## Begin Supplied text
I examined the Mp3/ID3 in the smart hex editor SynalyzeIt, with its automatically detected grammar-template for (parsing) Mp3, which here also includes ID3 (template).

In fact I gave it four variants: one written from Mp3Tag, one from Jaikoz, one from MusicBrainz Picard, one from Foobar2000, one from Kid3 (macOS version)

SynalyzeIt’s MP3/ID3 grammar-template (whether or not it is perfectly defined!) “preferred” the Jaikoz variant. But how could it be that three apps could be “wrong” in the same way? Or is the grammar-template based on some assumption also made by Jaikoz?

For Jaikoz (mac) and Kid3 (latter with its default text encoding) it reported:

  • (No errors)
## End Supplied text
Exercise description
Revise the passage about inspecting MP3 tags, everything from "I examined the" down to "Kid3 (macOS version)", putting "binary editor" wherever "hex editor" appears.
## Begin Data extract
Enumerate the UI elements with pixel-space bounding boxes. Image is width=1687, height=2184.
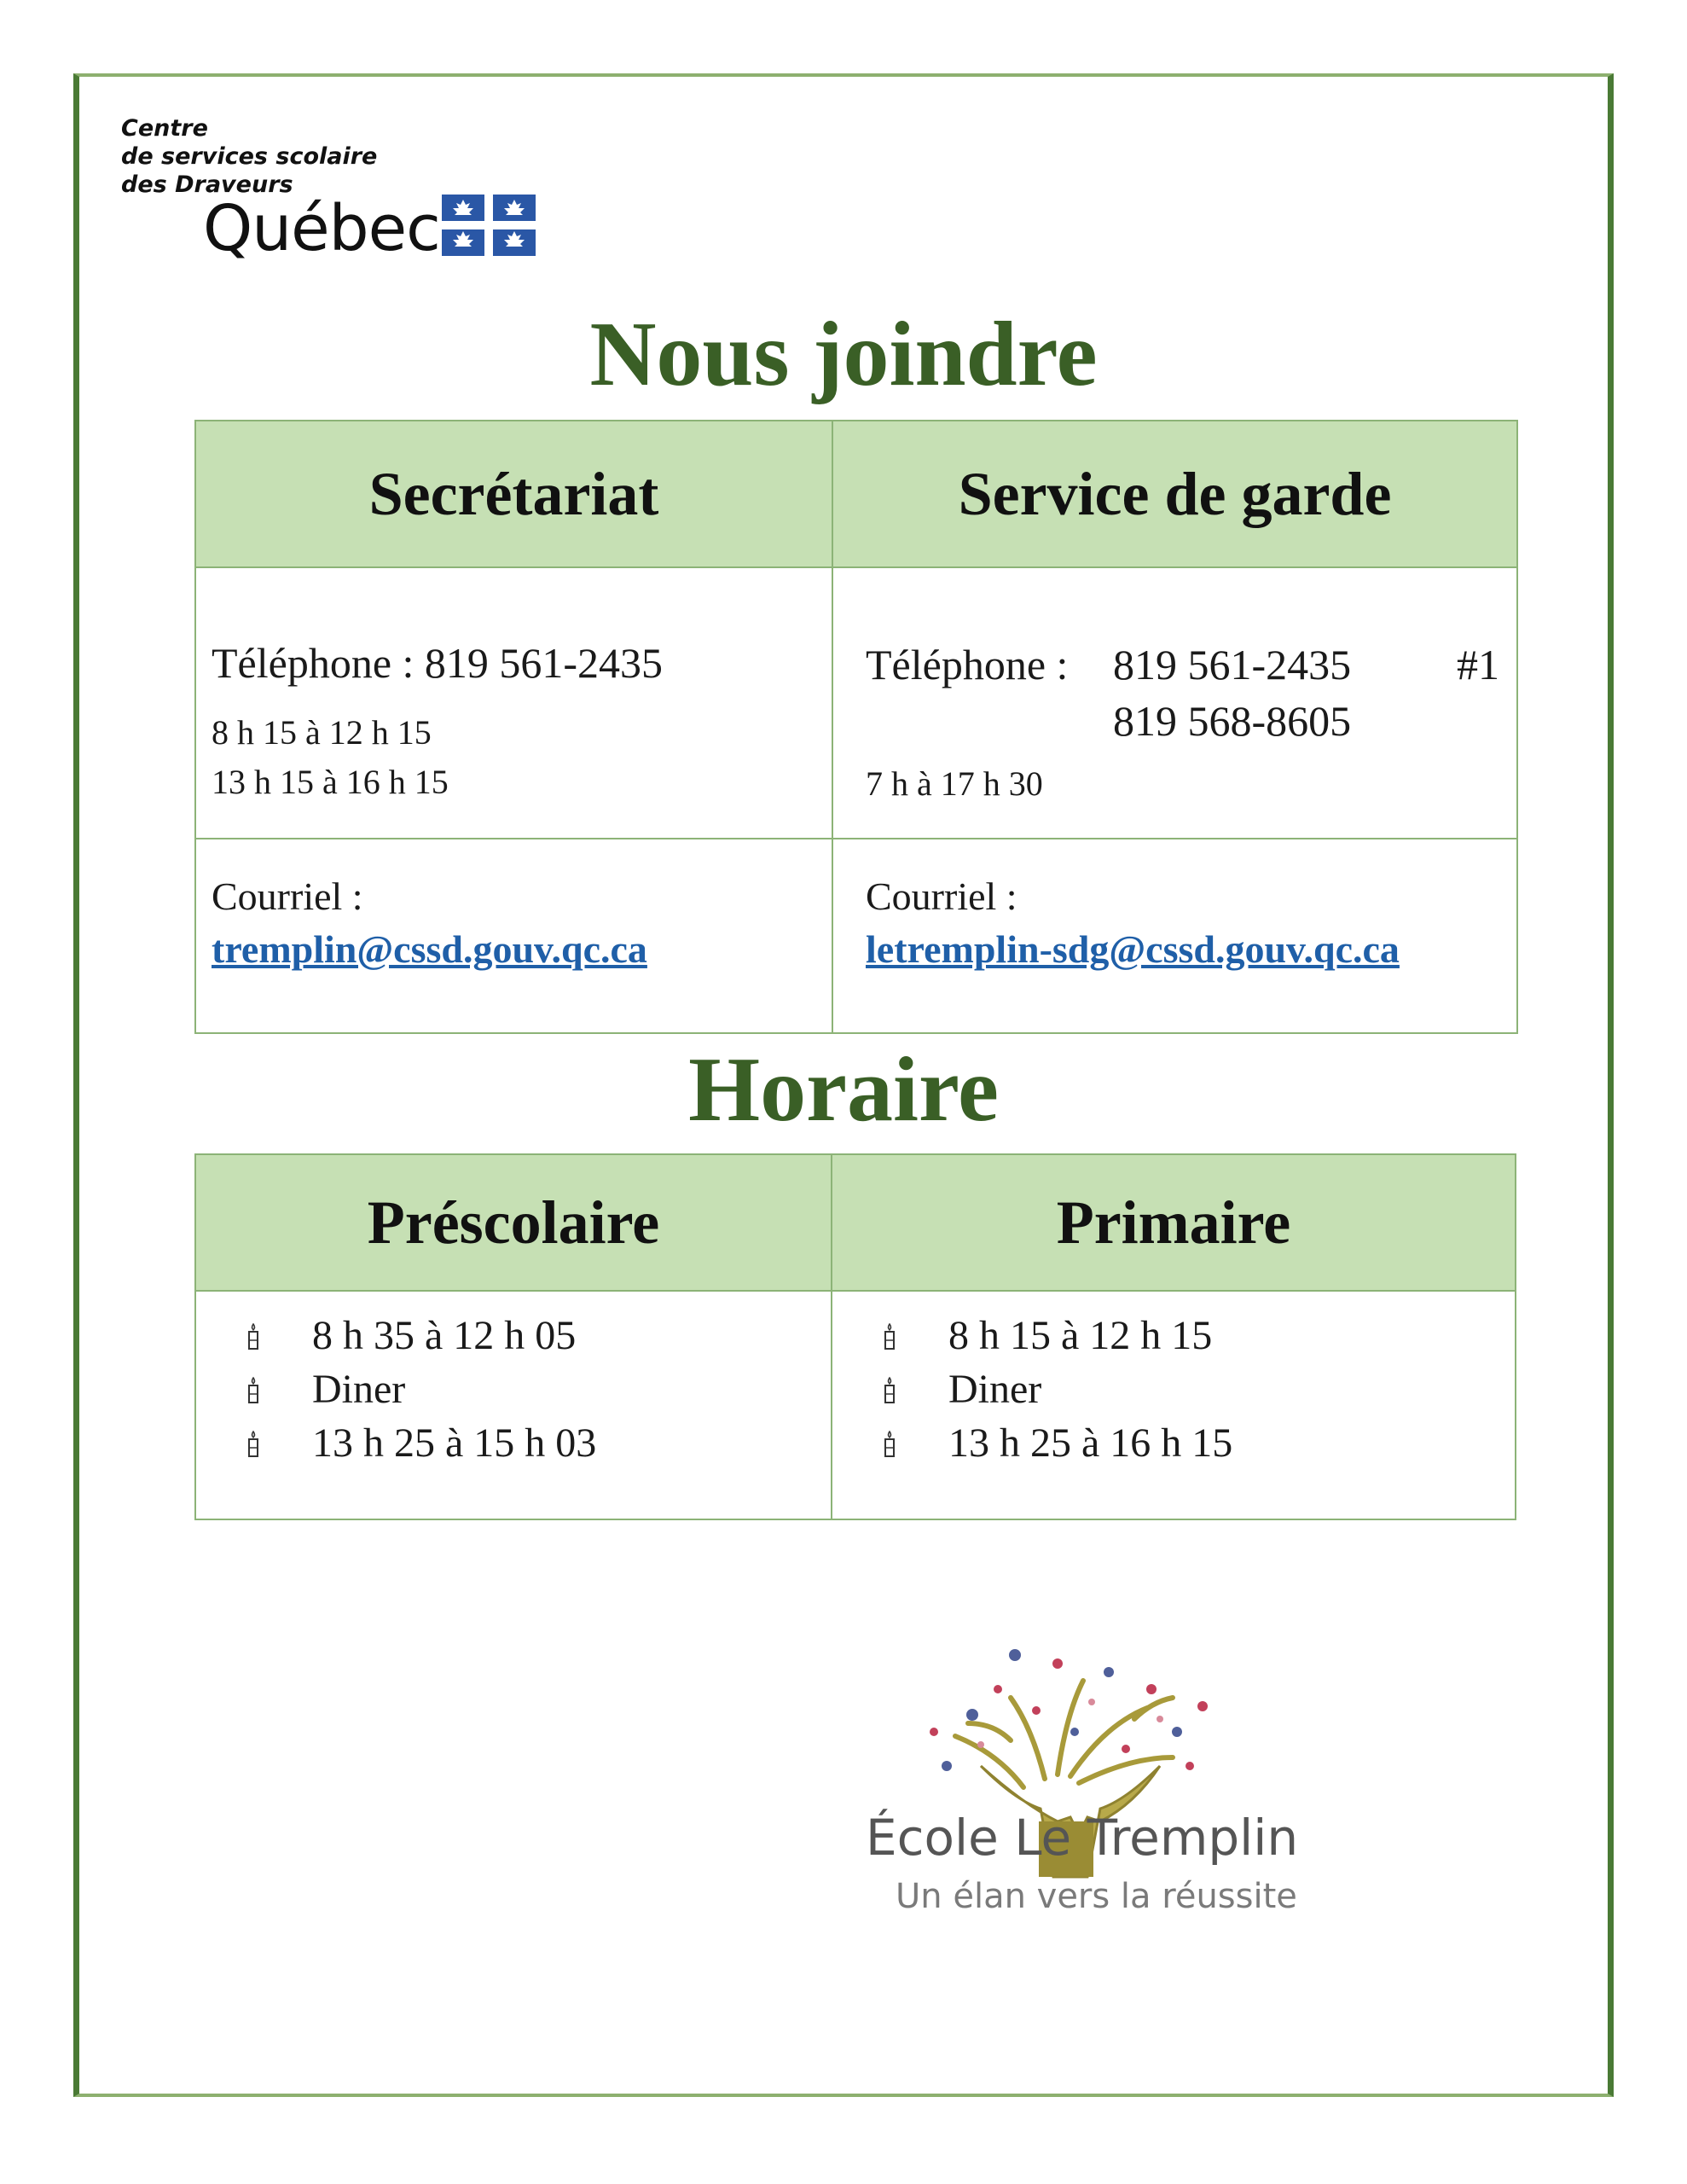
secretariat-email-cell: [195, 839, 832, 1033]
## End Data extract
Exercise result
I examined the Mp3/ID3 in the smart binary editor SynalyzeIt, with its automatically detected grammar-template for (parsing) Mp3, which here also includes ID3 (template).

In fact I gave it four variants: one written from Mp3Tag, one from Jaikoz, one from MusicBrainz Picard, one from Foobar2000, one from Kid3 (macOS version)